• TASK
Copy out every record below exactly as written, but leave out any pictures.

## start

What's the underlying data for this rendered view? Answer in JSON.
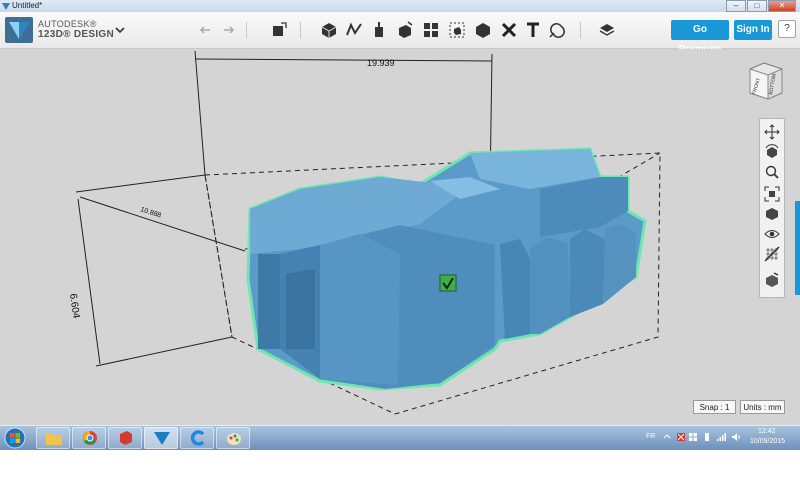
{
  "window": {
    "title": "Untitled*",
    "minimize": "–",
    "maximize": "□",
    "close": "✕"
  },
  "brand": {
    "line1": "AUTODESK®",
    "line2": "123D® DESIGN"
  },
  "header": {
    "premium_label": "Go Premium",
    "signin_label": "Sign In",
    "help_label": "?"
  },
  "toolbar_icons": [
    "undo-icon",
    "redo-icon",
    "transform-icon",
    "primitives-icon",
    "sketch-icon",
    "construct-icon",
    "modify-icon",
    "pattern-icon",
    "grouping-icon",
    "combine-icon",
    "measure-icon",
    "text-icon",
    "snap-icon",
    "material-icon"
  ],
  "dimensions": {
    "width": "19.939",
    "depth": "10.888",
    "height": "6.604"
  },
  "viewcube": {
    "front": "FRONT",
    "bottom": "BOTTOM"
  },
  "status": {
    "snap": "Snap : 1",
    "units": "Units : mm"
  },
  "taskbar": {
    "lang": "FR",
    "time": "12:42",
    "date": "10/09/2015"
  },
  "colors": {
    "accent": "#1997d6",
    "model": "#5b9bc9",
    "selection": "#6ee6b0"
  }
}
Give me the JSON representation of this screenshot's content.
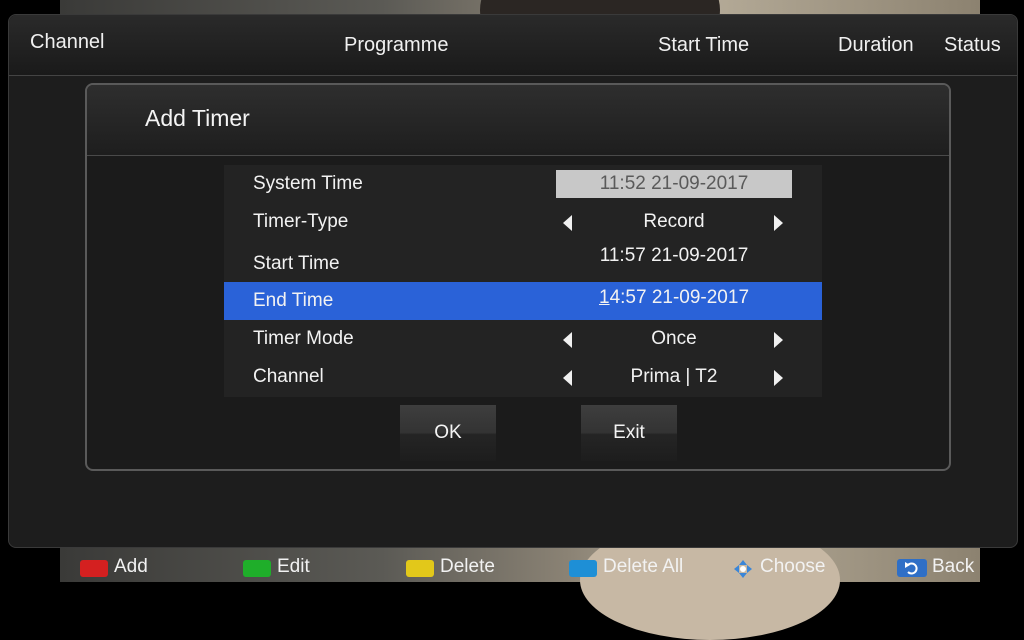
{
  "header": {
    "columns": [
      "Channel",
      "Programme",
      "Start Time",
      "Duration",
      "Status"
    ]
  },
  "dialog": {
    "title": "Add Timer",
    "rows": [
      {
        "label": "System Time",
        "value": "11:52  21-09-2017",
        "arrows": false
      },
      {
        "label": "Timer-Type",
        "value": "Record",
        "arrows": true
      },
      {
        "label": "Start Time",
        "value": "11:57  21-09-2017",
        "arrows": false
      },
      {
        "label": "End Time",
        "value_cursor": "1",
        "value_rest": "4:57  21-09-2017",
        "arrows": false,
        "selected": true
      },
      {
        "label": "Timer Mode",
        "value": "Once",
        "arrows": true
      },
      {
        "label": "Channel",
        "value": "Prima | T2",
        "arrows": true
      }
    ],
    "ok_label": "OK",
    "exit_label": "Exit"
  },
  "footer": {
    "items": [
      {
        "label": "Add",
        "key_color": "#d42020"
      },
      {
        "label": "Edit",
        "key_color": "#1fae2a"
      },
      {
        "label": "Delete",
        "key_color": "#e2c81a"
      },
      {
        "label": "Delete All",
        "key_color": "#1e8fd6"
      },
      {
        "label": "Choose",
        "icon": "choose-arrows-icon"
      },
      {
        "label": "Back",
        "icon": "back-icon"
      }
    ]
  },
  "colors": {
    "selection": "#2a62d8",
    "panel": "#1d1d1d"
  }
}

## end

• OUTPUT OF THE EXERCISE
What's the underlying data for this rendered view? Answer in JSON.
{
  "window": {
    "title": "Untitled*",
    "minimize": "–",
    "maximize": "□",
    "close": "✕"
  },
  "brand": {
    "line1": "AUTODESK®",
    "line2": "123D® DESIGN"
  },
  "header": {
    "premium_label": "Go Premium",
    "signin_label": "Sign In",
    "help_label": "?"
  },
  "toolbar_icons": [
    "undo-icon",
    "redo-icon",
    "transform-icon",
    "primitives-icon",
    "sketch-icon",
    "construct-icon",
    "modify-icon",
    "pattern-icon",
    "grouping-icon",
    "combine-icon",
    "measure-icon",
    "text-icon",
    "snap-icon",
    "material-icon"
  ],
  "dimensions": {
    "width": "19.939",
    "depth": "10.888",
    "height": "6.604"
  },
  "viewcube": {
    "front": "FRONT",
    "bottom": "BOTTOM"
  },
  "status": {
    "snap": "Snap : 1",
    "units": "Units : mm"
  },
  "taskbar": {
    "lang": "FR",
    "time": "12:42",
    "date": "10/09/2015"
  },
  "colors": {
    "accent": "#1997d6",
    "model": "#5b9bc9",
    "selection": "#6ee6b0"
  }
}
Give me the JSON representation of this screenshot's content.
{
  "header": {
    "columns": [
      "Channel",
      "Programme",
      "Start Time",
      "Duration",
      "Status"
    ]
  },
  "dialog": {
    "title": "Add Timer",
    "rows": [
      {
        "label": "System Time",
        "value": "11:52  21-09-2017",
        "arrows": false
      },
      {
        "label": "Timer-Type",
        "value": "Record",
        "arrows": true
      },
      {
        "label": "Start Time",
        "value": "11:57  21-09-2017",
        "arrows": false
      },
      {
        "label": "End Time",
        "value_cursor": "1",
        "value_rest": "4:57  21-09-2017",
        "arrows": false,
        "selected": true
      },
      {
        "label": "Timer Mode",
        "value": "Once",
        "arrows": true
      },
      {
        "label": "Channel",
        "value": "Prima | T2",
        "arrows": true
      }
    ],
    "ok_label": "OK",
    "exit_label": "Exit"
  },
  "footer": {
    "items": [
      {
        "label": "Add",
        "key_color": "#d42020"
      },
      {
        "label": "Edit",
        "key_color": "#1fae2a"
      },
      {
        "label": "Delete",
        "key_color": "#e2c81a"
      },
      {
        "label": "Delete All",
        "key_color": "#1e8fd6"
      },
      {
        "label": "Choose",
        "icon": "choose-arrows-icon"
      },
      {
        "label": "Back",
        "icon": "back-icon"
      }
    ]
  },
  "colors": {
    "selection": "#2a62d8",
    "panel": "#1d1d1d"
  }
}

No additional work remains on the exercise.